--- BEGIN Data provided ---

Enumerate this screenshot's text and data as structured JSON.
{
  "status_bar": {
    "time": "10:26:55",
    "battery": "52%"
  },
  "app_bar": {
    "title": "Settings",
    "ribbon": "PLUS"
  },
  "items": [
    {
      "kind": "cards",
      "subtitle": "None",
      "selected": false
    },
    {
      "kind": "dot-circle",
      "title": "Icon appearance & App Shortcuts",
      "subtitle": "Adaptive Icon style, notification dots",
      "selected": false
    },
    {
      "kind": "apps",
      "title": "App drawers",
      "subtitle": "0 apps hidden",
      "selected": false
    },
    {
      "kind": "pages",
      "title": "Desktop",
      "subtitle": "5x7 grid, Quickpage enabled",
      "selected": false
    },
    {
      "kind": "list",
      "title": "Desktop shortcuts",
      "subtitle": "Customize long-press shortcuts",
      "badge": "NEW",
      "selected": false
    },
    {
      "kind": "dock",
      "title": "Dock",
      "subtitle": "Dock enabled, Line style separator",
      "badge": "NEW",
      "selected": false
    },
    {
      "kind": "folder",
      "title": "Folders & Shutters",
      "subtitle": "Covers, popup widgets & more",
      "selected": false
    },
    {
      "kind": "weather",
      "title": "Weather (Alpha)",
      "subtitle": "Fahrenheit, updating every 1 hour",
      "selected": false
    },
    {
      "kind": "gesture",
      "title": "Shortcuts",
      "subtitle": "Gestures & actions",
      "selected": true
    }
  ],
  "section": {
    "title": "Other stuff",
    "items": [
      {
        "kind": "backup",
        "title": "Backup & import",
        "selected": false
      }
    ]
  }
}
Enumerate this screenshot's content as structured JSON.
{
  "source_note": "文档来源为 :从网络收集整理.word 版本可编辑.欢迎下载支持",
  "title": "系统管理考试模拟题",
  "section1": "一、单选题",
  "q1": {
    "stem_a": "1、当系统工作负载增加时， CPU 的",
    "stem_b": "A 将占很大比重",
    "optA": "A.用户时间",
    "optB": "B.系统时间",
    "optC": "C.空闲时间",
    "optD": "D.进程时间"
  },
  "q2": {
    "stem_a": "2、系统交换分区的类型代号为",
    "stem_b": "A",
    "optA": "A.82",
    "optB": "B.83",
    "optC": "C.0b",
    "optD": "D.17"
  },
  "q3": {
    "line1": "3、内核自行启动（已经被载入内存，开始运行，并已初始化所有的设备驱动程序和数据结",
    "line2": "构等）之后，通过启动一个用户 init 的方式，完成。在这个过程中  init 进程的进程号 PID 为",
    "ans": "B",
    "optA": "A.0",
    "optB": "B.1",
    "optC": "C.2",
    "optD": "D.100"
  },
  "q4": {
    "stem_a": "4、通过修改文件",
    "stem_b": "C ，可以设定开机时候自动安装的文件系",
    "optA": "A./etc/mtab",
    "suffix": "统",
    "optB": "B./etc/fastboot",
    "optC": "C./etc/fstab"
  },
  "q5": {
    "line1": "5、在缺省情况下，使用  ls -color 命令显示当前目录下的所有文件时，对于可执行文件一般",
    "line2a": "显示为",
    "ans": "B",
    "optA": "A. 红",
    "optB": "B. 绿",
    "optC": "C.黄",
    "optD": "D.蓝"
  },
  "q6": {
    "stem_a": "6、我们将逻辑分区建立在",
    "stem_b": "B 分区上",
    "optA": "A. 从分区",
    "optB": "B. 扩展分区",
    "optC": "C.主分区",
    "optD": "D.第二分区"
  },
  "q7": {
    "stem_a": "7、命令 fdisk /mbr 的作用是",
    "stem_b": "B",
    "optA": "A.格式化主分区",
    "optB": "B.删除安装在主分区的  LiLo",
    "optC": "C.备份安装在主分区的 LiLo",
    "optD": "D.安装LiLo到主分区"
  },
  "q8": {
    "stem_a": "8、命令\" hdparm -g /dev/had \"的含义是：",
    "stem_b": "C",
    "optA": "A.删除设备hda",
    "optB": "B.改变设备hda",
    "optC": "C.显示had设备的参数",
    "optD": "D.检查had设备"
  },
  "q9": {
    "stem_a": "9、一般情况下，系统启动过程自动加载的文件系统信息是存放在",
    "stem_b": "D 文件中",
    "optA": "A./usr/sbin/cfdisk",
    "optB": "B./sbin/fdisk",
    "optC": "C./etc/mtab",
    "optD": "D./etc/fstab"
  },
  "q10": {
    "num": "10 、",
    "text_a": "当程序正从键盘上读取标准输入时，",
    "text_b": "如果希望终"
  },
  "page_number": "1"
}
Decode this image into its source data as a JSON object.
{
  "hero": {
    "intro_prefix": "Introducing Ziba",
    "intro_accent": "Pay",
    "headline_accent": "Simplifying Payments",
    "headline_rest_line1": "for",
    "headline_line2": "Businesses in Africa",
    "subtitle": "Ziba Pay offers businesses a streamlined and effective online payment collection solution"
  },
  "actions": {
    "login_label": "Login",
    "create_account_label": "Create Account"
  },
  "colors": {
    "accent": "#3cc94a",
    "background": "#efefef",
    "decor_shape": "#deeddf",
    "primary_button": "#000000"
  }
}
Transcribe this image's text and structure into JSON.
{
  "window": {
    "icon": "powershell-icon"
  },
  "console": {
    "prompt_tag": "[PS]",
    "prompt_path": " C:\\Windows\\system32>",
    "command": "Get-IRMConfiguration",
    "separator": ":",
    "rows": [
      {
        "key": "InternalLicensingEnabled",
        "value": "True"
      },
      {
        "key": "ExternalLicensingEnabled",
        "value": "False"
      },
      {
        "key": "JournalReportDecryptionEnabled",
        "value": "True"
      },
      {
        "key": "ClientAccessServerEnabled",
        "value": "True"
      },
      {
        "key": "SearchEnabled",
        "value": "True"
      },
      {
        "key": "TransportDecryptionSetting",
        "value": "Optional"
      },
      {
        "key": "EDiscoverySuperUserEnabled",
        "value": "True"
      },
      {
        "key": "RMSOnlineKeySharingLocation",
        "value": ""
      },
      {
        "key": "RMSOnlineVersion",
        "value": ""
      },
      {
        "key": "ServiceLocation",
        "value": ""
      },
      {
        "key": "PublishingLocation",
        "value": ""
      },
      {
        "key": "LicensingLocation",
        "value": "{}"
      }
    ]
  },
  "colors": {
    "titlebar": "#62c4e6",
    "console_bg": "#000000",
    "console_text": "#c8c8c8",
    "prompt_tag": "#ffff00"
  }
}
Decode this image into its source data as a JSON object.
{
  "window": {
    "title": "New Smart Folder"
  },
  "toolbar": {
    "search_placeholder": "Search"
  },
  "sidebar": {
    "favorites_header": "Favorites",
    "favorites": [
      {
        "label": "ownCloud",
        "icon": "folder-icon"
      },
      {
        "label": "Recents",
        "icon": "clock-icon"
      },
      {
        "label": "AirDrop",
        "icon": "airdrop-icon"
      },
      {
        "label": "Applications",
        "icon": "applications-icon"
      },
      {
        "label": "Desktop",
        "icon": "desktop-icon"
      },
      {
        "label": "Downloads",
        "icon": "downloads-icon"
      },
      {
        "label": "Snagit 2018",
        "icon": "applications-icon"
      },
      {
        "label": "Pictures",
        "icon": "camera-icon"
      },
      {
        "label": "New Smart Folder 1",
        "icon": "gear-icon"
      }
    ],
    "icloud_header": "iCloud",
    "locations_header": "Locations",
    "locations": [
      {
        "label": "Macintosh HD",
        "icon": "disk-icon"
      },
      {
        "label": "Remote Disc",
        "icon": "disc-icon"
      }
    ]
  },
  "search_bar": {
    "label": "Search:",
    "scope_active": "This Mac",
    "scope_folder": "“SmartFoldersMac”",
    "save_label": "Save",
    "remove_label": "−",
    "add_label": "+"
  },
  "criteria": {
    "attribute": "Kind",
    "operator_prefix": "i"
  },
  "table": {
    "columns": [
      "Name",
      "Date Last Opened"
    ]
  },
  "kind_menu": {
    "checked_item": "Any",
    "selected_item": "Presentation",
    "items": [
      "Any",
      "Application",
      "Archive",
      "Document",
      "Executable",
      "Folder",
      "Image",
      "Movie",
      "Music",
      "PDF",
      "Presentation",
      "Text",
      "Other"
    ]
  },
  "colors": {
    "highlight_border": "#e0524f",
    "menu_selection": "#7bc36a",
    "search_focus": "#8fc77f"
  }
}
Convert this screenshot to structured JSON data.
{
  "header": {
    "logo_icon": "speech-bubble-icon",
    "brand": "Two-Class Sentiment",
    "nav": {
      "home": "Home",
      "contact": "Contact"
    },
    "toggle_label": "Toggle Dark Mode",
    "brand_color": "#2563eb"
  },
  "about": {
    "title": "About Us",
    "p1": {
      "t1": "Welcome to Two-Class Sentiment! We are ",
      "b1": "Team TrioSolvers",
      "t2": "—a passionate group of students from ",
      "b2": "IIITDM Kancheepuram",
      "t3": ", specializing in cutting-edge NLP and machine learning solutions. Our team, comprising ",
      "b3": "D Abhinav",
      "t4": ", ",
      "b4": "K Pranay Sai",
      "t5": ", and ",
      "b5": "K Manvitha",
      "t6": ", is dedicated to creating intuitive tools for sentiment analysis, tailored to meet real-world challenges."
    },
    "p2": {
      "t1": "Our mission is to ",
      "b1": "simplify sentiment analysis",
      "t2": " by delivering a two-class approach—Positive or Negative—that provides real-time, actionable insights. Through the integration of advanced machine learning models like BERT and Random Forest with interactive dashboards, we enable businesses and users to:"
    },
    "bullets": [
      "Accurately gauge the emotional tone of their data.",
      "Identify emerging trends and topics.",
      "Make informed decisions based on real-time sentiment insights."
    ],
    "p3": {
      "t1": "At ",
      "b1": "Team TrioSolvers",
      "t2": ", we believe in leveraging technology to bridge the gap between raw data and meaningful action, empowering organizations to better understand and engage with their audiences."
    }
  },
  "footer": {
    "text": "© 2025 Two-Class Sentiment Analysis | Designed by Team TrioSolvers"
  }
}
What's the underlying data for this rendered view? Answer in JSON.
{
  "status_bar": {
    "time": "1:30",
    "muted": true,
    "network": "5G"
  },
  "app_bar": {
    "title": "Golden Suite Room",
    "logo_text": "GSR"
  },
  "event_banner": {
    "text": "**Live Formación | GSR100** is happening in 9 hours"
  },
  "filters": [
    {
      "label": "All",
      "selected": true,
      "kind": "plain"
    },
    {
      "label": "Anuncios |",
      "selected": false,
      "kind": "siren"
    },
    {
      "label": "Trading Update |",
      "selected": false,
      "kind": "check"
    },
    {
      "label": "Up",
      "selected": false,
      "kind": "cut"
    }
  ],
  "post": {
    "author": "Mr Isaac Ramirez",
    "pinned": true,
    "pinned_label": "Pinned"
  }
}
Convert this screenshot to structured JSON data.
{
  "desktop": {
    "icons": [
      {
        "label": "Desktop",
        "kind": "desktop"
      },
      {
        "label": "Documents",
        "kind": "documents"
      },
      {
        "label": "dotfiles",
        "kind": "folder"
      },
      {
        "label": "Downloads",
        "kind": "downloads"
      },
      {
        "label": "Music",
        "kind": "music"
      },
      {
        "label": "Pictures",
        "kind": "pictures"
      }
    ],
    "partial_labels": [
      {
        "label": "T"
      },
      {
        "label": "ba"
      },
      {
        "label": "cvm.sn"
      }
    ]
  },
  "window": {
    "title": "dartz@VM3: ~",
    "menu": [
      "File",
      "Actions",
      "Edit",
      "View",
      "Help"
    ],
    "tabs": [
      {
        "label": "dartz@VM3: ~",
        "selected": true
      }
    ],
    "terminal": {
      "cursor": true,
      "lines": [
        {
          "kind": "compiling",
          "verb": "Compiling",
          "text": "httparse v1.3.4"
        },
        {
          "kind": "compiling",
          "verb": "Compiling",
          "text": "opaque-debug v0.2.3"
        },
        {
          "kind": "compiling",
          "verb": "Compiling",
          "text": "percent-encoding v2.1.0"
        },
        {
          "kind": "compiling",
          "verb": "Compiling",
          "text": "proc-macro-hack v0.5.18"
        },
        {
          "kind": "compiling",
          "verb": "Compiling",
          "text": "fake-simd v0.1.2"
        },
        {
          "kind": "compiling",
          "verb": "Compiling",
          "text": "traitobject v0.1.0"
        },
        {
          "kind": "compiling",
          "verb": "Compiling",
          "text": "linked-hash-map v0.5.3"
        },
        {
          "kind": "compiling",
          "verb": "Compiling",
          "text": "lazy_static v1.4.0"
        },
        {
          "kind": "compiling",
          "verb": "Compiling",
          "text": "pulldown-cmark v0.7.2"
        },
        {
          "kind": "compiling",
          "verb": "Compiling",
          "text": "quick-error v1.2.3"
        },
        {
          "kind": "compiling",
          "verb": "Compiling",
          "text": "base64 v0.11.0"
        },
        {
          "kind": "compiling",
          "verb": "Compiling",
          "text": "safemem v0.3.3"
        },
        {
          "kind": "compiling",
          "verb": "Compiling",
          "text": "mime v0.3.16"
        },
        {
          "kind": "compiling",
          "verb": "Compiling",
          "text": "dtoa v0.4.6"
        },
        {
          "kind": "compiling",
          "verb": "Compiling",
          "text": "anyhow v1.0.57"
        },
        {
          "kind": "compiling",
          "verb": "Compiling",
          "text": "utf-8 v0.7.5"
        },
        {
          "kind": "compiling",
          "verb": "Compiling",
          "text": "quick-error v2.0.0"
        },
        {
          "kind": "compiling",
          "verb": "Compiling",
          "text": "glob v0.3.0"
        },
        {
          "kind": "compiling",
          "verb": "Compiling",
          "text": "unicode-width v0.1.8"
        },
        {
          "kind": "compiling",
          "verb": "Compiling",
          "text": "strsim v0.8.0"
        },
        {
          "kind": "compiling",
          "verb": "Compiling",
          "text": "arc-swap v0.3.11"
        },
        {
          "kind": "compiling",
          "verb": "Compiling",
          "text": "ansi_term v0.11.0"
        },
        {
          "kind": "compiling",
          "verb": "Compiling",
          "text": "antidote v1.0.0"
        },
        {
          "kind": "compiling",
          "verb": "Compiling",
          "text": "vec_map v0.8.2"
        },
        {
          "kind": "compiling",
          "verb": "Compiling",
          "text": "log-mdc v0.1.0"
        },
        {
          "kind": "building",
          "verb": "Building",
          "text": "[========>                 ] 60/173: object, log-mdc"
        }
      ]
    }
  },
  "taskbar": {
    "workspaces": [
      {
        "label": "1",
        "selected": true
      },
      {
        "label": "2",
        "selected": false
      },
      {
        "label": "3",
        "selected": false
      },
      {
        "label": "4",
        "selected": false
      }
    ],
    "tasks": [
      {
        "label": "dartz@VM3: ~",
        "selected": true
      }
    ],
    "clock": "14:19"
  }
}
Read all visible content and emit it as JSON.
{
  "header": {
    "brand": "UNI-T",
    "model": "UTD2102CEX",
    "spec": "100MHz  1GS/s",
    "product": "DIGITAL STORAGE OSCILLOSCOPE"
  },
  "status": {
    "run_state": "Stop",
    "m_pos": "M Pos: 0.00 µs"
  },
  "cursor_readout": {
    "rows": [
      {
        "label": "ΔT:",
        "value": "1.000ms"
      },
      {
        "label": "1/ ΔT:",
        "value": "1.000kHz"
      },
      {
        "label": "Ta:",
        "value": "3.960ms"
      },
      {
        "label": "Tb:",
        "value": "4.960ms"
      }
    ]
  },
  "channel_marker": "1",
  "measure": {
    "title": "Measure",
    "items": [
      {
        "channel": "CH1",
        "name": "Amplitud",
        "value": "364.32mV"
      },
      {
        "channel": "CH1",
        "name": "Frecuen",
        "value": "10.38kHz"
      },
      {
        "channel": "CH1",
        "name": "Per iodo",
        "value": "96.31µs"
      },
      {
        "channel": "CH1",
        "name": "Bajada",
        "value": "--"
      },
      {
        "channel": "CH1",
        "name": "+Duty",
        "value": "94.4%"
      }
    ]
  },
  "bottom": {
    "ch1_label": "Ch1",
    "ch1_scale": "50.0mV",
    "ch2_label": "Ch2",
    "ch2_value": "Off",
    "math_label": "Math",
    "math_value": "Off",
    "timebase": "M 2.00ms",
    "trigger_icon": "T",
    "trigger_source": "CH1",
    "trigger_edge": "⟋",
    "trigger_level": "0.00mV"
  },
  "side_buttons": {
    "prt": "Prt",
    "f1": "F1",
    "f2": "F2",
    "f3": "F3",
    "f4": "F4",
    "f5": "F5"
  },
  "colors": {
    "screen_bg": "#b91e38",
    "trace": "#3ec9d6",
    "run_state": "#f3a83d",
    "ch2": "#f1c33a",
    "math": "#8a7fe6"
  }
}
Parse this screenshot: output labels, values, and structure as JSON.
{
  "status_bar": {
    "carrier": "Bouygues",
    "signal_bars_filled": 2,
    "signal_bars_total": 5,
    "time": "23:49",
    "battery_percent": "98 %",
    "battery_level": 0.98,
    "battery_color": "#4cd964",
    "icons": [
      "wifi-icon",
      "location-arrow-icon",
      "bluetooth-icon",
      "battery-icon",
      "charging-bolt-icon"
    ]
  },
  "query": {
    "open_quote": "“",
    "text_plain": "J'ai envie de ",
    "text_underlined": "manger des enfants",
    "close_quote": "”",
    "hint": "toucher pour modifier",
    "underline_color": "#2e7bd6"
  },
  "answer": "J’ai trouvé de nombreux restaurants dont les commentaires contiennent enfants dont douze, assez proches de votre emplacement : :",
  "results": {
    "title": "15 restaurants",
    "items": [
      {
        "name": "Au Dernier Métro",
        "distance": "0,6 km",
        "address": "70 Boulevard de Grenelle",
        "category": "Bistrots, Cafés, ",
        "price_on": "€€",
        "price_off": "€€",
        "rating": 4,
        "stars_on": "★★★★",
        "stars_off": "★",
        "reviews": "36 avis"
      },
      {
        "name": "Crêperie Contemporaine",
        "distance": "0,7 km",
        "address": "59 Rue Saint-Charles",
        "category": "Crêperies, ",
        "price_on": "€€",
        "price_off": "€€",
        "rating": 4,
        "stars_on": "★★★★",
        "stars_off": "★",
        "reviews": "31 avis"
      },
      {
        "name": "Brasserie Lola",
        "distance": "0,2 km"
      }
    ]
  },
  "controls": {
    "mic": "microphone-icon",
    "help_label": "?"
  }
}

--- END Data provided ---

Look over the listing. Pull out every line with the string "category" in it.

        "category": "Bistrots, Cafés, ",
        "category": "Crêperies, ",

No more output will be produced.